▶ _MATERIALS PROVIDED_
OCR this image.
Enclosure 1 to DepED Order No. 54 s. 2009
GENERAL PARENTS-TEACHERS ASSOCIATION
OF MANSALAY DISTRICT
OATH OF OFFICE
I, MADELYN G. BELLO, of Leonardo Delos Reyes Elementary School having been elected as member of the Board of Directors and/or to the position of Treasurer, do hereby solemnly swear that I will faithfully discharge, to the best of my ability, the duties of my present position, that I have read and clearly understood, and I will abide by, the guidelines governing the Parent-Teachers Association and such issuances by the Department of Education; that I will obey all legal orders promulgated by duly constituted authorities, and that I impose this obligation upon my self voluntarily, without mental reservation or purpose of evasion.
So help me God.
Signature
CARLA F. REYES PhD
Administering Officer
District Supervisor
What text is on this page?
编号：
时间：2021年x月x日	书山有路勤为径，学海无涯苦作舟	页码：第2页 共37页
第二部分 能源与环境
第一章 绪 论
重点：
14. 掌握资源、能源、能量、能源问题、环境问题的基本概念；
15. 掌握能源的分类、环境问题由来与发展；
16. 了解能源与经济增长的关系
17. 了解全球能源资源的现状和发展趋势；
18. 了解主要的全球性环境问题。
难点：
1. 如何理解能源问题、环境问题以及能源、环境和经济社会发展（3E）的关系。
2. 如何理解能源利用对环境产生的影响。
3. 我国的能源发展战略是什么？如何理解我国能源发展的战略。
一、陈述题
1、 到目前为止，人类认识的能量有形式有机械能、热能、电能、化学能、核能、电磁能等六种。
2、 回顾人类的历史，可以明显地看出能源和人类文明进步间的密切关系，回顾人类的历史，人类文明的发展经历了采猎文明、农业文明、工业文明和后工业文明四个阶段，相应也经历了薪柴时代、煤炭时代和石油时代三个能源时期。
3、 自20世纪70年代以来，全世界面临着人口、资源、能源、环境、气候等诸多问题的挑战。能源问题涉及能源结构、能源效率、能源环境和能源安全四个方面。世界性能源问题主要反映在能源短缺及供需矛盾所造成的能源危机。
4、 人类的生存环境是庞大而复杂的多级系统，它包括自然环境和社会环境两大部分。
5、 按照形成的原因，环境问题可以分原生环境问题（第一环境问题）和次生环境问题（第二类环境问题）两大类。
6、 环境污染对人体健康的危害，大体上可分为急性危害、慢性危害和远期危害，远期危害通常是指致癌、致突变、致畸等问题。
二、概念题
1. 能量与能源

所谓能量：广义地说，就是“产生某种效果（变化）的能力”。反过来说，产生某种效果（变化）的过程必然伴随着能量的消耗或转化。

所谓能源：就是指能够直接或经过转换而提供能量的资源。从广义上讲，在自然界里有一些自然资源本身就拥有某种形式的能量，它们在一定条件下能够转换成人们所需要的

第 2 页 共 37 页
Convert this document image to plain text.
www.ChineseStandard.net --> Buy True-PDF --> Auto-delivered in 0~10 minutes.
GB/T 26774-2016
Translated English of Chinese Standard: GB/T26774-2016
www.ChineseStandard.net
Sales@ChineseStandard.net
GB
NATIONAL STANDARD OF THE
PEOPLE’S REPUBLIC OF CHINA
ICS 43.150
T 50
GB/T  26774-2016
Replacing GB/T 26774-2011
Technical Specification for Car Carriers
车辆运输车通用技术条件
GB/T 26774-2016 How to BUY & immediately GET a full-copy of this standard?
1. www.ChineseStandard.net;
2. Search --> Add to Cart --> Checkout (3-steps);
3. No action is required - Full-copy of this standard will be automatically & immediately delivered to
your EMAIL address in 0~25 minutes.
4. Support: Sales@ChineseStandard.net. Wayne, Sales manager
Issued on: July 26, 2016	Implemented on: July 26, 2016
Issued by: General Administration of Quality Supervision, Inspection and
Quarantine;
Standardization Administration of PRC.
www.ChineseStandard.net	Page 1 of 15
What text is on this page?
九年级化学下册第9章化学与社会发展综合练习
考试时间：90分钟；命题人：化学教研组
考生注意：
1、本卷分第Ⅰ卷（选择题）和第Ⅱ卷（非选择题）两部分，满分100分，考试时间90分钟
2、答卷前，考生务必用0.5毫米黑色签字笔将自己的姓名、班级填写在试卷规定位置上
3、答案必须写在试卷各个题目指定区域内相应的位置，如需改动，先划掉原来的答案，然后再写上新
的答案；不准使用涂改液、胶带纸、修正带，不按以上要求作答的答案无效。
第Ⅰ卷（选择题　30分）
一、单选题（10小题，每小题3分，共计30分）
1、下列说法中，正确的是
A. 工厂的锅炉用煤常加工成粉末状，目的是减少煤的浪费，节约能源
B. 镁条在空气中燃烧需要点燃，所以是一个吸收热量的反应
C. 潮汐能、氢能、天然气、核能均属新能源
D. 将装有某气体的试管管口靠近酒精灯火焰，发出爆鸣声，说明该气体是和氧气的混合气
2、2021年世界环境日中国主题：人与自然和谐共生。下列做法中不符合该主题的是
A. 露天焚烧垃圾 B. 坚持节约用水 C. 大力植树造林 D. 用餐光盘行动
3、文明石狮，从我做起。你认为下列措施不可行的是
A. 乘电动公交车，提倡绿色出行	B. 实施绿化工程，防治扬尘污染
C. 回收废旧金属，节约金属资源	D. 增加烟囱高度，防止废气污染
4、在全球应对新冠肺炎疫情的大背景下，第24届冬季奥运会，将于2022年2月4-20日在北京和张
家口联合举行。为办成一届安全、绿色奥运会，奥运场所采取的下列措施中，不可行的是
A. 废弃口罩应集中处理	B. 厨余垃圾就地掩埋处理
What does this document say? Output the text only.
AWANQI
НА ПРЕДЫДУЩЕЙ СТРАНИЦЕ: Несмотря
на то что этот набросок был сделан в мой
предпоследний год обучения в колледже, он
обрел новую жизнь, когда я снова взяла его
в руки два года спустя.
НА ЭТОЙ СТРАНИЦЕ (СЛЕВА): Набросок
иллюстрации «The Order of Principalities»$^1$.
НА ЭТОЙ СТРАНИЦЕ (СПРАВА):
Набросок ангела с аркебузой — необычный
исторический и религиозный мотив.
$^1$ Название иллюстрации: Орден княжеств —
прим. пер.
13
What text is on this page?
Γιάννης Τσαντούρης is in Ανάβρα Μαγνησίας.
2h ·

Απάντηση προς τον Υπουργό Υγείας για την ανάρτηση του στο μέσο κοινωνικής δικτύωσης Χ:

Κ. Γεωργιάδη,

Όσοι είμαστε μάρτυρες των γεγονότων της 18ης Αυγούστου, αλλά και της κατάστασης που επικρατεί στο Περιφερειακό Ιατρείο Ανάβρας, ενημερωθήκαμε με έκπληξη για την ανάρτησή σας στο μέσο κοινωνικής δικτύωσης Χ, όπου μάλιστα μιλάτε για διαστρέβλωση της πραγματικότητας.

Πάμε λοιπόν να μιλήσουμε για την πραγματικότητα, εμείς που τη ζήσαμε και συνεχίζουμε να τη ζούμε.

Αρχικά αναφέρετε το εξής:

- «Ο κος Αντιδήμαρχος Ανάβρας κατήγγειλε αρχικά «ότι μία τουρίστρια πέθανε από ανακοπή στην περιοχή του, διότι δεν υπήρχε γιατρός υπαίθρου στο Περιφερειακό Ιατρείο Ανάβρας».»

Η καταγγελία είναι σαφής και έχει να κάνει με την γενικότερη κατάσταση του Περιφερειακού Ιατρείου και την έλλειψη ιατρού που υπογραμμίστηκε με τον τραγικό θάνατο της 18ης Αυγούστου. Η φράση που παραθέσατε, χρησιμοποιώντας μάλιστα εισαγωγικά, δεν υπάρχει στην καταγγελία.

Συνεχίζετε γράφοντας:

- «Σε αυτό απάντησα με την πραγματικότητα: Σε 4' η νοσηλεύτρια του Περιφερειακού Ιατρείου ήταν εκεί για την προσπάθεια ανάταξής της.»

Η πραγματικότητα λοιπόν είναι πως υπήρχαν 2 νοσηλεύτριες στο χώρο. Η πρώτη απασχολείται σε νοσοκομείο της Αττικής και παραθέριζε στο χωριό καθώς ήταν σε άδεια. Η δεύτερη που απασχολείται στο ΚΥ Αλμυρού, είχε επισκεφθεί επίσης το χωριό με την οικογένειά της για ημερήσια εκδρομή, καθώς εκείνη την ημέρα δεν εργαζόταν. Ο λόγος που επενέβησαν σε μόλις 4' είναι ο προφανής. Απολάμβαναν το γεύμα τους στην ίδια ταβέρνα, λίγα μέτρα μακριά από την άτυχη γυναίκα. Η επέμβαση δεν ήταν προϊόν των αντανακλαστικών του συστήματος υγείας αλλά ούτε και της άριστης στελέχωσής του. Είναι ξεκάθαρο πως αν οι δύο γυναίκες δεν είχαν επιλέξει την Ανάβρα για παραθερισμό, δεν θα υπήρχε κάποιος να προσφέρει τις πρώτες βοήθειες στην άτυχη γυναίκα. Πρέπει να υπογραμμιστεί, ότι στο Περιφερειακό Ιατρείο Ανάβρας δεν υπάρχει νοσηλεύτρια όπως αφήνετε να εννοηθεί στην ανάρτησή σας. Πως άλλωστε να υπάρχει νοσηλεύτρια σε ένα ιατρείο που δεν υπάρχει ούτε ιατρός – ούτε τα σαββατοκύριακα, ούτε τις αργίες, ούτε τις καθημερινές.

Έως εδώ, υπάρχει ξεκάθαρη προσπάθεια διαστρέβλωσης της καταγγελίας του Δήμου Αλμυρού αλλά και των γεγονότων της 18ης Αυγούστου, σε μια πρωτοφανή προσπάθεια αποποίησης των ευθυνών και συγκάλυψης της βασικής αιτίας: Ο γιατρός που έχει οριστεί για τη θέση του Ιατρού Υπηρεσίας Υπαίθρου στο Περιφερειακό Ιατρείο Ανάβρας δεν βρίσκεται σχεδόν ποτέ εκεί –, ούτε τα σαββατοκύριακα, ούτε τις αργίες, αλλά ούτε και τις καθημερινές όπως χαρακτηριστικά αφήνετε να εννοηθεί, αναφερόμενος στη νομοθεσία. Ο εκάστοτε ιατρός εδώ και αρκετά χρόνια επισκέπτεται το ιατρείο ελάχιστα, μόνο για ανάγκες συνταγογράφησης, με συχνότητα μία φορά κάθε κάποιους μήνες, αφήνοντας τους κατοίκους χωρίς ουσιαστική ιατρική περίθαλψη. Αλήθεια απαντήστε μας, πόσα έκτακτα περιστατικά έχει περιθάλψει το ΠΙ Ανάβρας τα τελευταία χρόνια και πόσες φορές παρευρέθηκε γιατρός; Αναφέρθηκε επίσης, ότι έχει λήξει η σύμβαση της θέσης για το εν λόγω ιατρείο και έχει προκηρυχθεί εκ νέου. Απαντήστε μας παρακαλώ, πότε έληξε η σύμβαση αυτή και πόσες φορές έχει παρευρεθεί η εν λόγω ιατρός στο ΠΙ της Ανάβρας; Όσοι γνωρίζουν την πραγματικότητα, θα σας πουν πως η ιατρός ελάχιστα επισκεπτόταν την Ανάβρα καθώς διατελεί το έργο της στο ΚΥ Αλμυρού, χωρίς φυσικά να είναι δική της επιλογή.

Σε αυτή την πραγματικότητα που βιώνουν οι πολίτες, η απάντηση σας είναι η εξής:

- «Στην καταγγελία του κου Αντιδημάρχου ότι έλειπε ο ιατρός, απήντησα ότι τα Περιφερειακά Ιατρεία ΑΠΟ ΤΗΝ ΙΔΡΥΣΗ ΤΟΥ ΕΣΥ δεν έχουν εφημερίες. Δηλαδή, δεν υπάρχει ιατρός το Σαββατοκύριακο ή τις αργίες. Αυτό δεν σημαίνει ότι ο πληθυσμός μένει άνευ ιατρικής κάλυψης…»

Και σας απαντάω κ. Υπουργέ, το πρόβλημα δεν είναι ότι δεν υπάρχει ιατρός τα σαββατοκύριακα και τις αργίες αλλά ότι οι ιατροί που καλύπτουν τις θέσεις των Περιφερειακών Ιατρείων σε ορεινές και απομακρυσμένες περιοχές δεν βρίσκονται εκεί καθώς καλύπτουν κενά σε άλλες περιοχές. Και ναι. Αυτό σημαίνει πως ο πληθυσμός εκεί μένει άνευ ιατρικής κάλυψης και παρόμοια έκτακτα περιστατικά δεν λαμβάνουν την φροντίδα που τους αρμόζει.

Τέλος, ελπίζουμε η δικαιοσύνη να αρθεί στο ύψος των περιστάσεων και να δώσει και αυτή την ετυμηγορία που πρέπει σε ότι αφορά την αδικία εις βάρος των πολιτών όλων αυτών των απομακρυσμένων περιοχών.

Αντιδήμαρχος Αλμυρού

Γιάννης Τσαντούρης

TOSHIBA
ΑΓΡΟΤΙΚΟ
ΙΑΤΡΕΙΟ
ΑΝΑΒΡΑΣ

▶ _GIVEN TASK_
From the entries above, copy out every line where the string "image" appears.

▶ _TASK RESPONSE_
OCR this image.
Convert this document image to plain text.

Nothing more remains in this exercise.